Set down all of the data exactly as it appears.

>> Start

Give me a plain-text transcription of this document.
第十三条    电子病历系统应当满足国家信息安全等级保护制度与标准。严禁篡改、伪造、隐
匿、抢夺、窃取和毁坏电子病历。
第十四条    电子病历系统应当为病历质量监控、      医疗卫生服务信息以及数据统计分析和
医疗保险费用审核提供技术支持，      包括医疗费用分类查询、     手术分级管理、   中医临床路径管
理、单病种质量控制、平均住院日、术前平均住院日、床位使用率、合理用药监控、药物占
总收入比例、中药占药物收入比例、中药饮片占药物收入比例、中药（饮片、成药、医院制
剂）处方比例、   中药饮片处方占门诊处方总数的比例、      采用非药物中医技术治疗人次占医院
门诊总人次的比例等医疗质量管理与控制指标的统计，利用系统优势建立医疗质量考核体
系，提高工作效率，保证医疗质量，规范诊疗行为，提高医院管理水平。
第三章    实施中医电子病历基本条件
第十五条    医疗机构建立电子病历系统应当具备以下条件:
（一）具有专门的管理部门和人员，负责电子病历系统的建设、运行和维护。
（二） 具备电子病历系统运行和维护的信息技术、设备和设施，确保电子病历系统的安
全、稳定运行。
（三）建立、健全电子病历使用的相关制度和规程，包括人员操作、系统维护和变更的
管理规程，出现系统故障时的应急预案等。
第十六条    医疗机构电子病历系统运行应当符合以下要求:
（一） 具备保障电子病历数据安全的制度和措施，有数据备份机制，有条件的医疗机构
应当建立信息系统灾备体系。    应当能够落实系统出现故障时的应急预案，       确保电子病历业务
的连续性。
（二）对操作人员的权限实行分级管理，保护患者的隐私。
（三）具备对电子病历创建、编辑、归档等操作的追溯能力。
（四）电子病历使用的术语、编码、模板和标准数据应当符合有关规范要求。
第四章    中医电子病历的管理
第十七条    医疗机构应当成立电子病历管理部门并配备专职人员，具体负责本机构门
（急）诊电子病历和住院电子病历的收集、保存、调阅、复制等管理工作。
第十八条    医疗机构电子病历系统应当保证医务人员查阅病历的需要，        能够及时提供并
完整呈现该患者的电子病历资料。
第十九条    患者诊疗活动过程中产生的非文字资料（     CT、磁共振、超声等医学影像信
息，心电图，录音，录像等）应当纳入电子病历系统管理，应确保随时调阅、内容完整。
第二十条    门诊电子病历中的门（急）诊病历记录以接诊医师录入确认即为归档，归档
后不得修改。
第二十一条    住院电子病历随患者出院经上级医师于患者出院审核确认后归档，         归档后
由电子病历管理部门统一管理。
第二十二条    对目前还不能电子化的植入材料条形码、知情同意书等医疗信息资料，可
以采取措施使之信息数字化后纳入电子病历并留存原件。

>> End

• RESULT OF THE EXERCISE:
Give me a plain-text transcription of this document.
第十三条    电子病历系统应当满足国家信息安全等级保护制度与标准。严禁篡改、伪造、隐
匿、抢夺、窃取和毁坏电子病历。
第十四条    电子病历系统应当为病历质量监控、      医疗卫生服务信息以及数据统计分析和
医疗保险费用审核提供技术支持，      包括医疗费用分类查询、     手术分级管理、   中医临床路径管
理、单病种质量控制、平均住院日、术前平均住院日、床位使用率、合理用药监控、药物占
总收入比例、中药占药物收入比例、中药饮片占药物收入比例、中药（饮片、成药、医院制
剂）处方比例、   中药饮片处方占门诊处方总数的比例、      采用非药物中医技术治疗人次占医院
门诊总人次的比例等医疗质量管理与控制指标的统计，利用系统优势建立医疗质量考核体
系，提高工作效率，保证医疗质量，规范诊疗行为，提高医院管理水平。
第三章    实施中医电子病历基本条件
第十五条    医疗机构建立电子病历系统应当具备以下条件:
（一）具有专门的管理部门和人员，负责电子病历系统的建设、运行和维护。
（二） 具备电子病历系统运行和维护的信息技术、设备和设施，确保电子病历系统的安
全、稳定运行。
（三）建立、健全电子病历使用的相关制度和规程，包括人员操作、系统维护和变更的
管理规程，出现系统故障时的应急预案等。
第十六条    医疗机构电子病历系统运行应当符合以下要求:
（一） 具备保障电子病历数据安全的制度和措施，有数据备份机制，有条件的医疗机构
应当建立信息系统灾备体系。    应当能够落实系统出现故障时的应急预案，       确保电子病历业务
的连续性。
（二）对操作人员的权限实行分级管理，保护患者的隐私。
（三）具备对电子病历创建、编辑、归档等操作的追溯能力。
（四）电子病历使用的术语、编码、模板和标准数据应当符合有关规范要求。
第四章    中医电子病历的管理
第十七条    医疗机构应当成立电子病历管理部门并配备专职人员，具体负责本机构门
（急）诊电子病历和住院电子病历的收集、保存、调阅、复制等管理工作。
第十八条    医疗机构电子病历系统应当保证医务人员查阅病历的需要，        能够及时提供并
完整呈现该患者的电子病历资料。
第十九条    患者诊疗活动过程中产生的非文字资料（     CT、磁共振、超声等医学影像信
息，心电图，录音，录像等）应当纳入电子病历系统管理，应确保随时调阅、内容完整。
第二十条    门诊电子病历中的门（急）诊病历记录以接诊医师录入确认即为归档，归档
后不得修改。
第二十一条    住院电子病历随患者出院经上级医师于患者出院审核确认后归档，         归档后
由电子病历管理部门统一管理。
第二十二条    对目前还不能电子化的植入材料条形码、知情同意书等医疗信息资料，可
以采取措施使之信息数字化后纳入电子病历并留存原件。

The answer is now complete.